• [What to produce]
Please copy every line of the listing below, keeping each one unchanged.

------ Supplied material ------

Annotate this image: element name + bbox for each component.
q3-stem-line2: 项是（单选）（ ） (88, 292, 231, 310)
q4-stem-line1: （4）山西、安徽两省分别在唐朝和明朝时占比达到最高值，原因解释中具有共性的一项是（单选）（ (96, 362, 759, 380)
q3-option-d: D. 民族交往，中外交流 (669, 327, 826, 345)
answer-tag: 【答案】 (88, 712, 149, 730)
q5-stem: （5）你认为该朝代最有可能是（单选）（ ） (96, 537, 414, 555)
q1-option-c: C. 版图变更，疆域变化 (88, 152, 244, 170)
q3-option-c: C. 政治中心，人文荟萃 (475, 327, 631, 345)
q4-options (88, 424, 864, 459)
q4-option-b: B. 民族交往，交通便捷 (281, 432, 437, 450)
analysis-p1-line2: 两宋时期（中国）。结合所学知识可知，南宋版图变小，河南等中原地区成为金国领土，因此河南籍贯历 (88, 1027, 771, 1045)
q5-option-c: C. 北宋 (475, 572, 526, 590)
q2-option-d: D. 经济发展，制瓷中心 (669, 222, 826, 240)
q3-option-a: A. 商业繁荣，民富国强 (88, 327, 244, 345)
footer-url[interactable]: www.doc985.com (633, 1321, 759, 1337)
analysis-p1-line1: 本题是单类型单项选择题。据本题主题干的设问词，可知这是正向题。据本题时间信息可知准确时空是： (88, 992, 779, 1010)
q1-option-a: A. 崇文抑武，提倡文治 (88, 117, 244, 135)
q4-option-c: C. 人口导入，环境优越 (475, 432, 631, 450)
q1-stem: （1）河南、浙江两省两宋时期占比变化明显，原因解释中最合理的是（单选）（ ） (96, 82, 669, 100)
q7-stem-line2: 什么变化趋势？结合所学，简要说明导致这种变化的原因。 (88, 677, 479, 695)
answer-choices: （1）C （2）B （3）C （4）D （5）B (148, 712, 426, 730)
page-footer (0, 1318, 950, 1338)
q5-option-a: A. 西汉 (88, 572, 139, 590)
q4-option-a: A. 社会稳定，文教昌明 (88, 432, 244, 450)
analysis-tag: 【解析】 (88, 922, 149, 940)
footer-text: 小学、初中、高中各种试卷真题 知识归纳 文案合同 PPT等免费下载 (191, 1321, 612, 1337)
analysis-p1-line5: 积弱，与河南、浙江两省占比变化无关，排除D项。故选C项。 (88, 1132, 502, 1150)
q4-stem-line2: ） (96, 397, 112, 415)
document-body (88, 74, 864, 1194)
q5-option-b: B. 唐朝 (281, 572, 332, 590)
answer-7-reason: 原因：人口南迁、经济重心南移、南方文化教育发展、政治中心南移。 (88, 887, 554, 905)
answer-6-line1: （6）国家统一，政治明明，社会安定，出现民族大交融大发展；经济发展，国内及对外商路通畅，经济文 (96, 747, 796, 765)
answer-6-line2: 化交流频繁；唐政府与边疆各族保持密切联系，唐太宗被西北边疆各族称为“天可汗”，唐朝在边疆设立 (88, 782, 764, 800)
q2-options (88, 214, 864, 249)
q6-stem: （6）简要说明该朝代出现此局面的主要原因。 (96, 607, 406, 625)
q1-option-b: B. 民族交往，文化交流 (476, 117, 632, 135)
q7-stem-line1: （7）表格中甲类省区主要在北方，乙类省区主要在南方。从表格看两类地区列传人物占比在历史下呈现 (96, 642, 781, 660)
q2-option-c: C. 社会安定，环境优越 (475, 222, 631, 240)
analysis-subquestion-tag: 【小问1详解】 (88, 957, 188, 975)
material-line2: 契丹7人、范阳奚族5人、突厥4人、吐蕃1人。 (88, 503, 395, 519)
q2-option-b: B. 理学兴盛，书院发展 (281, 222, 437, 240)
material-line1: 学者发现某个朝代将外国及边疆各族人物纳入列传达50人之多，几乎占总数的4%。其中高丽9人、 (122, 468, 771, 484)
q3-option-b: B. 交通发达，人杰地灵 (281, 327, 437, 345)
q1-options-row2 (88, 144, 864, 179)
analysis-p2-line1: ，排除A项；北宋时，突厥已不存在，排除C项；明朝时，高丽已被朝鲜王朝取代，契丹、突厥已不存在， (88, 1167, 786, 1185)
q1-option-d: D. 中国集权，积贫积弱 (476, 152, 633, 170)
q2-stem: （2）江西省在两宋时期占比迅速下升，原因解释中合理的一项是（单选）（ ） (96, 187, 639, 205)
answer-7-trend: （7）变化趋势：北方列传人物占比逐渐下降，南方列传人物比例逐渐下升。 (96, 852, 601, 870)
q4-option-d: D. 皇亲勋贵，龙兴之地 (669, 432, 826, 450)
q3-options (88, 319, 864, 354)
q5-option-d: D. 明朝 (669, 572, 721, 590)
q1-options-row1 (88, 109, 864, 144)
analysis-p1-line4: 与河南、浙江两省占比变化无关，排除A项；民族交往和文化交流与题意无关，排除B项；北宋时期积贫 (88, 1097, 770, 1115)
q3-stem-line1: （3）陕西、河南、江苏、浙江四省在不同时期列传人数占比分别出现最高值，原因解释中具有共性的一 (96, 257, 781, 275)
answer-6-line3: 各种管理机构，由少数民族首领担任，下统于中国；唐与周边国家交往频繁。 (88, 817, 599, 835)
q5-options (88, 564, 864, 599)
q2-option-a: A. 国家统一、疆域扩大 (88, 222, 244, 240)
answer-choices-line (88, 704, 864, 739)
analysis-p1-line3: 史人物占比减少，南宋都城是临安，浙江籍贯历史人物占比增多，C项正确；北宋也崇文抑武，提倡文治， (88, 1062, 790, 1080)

------

• [Problem solution]
Annotate this image: element name + bbox for each component.
q3-stem-line2: 项是（单选）（ ） (88, 292, 231, 310)
q4-stem-line1: （4）山西、安徽两省分别在唐朝和明朝时占比达到最高值，原因解释中具有共性的一项是（单选）（ (96, 362, 759, 380)
q3-option-d: D. 民族交往，中外交流 (669, 327, 826, 345)
answer-tag: 【答案】 (88, 712, 149, 730)
q5-stem: （5）你认为该朝代最有可能是（单选）（ ） (96, 537, 414, 555)
q1-option-c: C. 版图变更，疆域变化 (88, 152, 244, 170)
q3-option-c: C. 政治中心，人文荟萃 (475, 327, 631, 345)
q4-options (88, 424, 864, 459)
q4-option-b: B. 民族交往，交通便捷 (281, 432, 437, 450)
analysis-p1-line2: 两宋时期（中国）。结合所学知识可知，南宋版图变小，河南等中原地区成为金国领土，因此河南籍贯历 (88, 1027, 771, 1045)
q5-option-c: C. 北宋 (475, 572, 526, 590)
q2-option-d: D. 经济发展，制瓷中心 (669, 222, 826, 240)
q3-option-a: A. 商业繁荣，民富国强 (88, 327, 244, 345)
footer-url[interactable]: www.doc985.com (633, 1321, 759, 1337)
analysis-p1-line1: 本题是单类型单项选择题。据本题主题干的设问词，可知这是正向题。据本题时间信息可知准确时空是： (88, 992, 779, 1010)
q1-option-a: A. 崇文抑武，提倡文治 (88, 117, 244, 135)
q4-option-c: C. 人口导入，环境优越 (475, 432, 631, 450)
q1-stem: （1）河南、浙江两省两宋时期占比变化明显，原因解释中最合理的是（单选）（ ） (96, 82, 669, 100)
q7-stem-line2: 什么变化趋势？结合所学，简要说明导致这种变化的原因。 (88, 677, 479, 695)
answer-choices: （1）C （2）B （3）C （4）D （5）B (148, 712, 426, 730)
page-footer (0, 1318, 950, 1338)
q5-option-a: A. 西汉 (88, 572, 139, 590)
q4-option-a: A. 社会稳定，文教昌明 (88, 432, 244, 450)
analysis-tag: 【解析】 (88, 922, 149, 940)
footer-text: 小学、初中、高中各种试卷真题 知识归纳 文案合同 PPT等免费下载 (191, 1321, 612, 1337)
analysis-p1-line5: 积弱，与河南、浙江两省占比变化无关，排除D项。故选C项。 (88, 1132, 502, 1150)
q4-stem-line2: ） (96, 397, 112, 415)
document-body (88, 74, 864, 1194)
q5-option-b: B. 唐朝 (281, 572, 332, 590)
answer-7-reason: 原因：人口南迁、经济重心南移、南方文化教育发展、政治中心南移。 (88, 887, 554, 905)
answer-6-line1: （6）国家统一，政治明明，社会安定，出现民族大交融大发展；经济发展，国内及对外商路通畅，经济文 (96, 747, 796, 765)
answer-6-line2: 化交流频繁；唐政府与边疆各族保持密切联系，唐太宗被西北边疆各族称为“天可汗”，唐朝在边疆设立 (88, 782, 764, 800)
q2-options (88, 214, 864, 249)
q6-stem: （6）简要说明该朝代出现此局面的主要原因。 (96, 607, 406, 625)
q1-option-b: B. 民族交往，文化交流 (476, 117, 632, 135)
q7-stem-line1: （7）表格中甲类省区主要在北方，乙类省区主要在南方。从表格看两类地区列传人物占比在历史下呈现 (96, 642, 781, 660)
q2-option-c: C. 社会安定，环境优越 (475, 222, 631, 240)
analysis-subquestion-tag: 【小问1详解】 (88, 957, 188, 975)
material-line2: 契丹7人、范阳奚族5人、突厥4人、吐蕃1人。 (88, 503, 395, 519)
q2-option-b: B. 理学兴盛，书院发展 (281, 222, 437, 240)
material-line1: 学者发现某个朝代将外国及边疆各族人物纳入列传达50人之多，几乎占总数的4%。其中高丽9人、 (122, 468, 771, 484)
q3-option-b: B. 交通发达，人杰地灵 (281, 327, 437, 345)
q1-options-row2 (88, 144, 864, 179)
analysis-p2-line1: ，排除A项；北宋时，突厥已不存在，排除C项；明朝时，高丽已被朝鲜王朝取代，契丹、突厥已不存在， (88, 1167, 786, 1185)
q1-option-d: D. 中国集权，积贫积弱 (476, 152, 633, 170)
q2-stem: （2）江西省在两宋时期占比迅速下升，原因解释中合理的一项是（单选）（ ） (96, 187, 639, 205)
answer-7-trend: （7）变化趋势：北方列传人物占比逐渐下降，南方列传人物比例逐渐下升。 (96, 852, 601, 870)
q4-option-d: D. 皇亲勋贵，龙兴之地 (669, 432, 826, 450)
q3-options (88, 319, 864, 354)
q5-option-d: D. 明朝 (669, 572, 721, 590)
q1-options-row1 (88, 109, 864, 144)
analysis-p1-line4: 与河南、浙江两省占比变化无关，排除A项；民族交往和文化交流与题意无关，排除B项；北宋时期积贫 (88, 1097, 770, 1115)
q3-stem-line1: （3）陕西、河南、江苏、浙江四省在不同时期列传人数占比分别出现最高值，原因解释中具有共性的一 (96, 257, 781, 275)
answer-6-line3: 各种管理机构，由少数民族首领担任，下统于中国；唐与周边国家交往频繁。 (88, 817, 599, 835)
q5-options (88, 564, 864, 599)
q2-option-a: A. 国家统一、疆域扩大 (88, 222, 244, 240)
answer-choices-line (88, 704, 864, 739)
analysis-p1-line3: 史人物占比减少，南宋都城是临安，浙江籍贯历史人物占比增多，C项正确；北宋也崇文抑武，提倡文治， (88, 1062, 790, 1080)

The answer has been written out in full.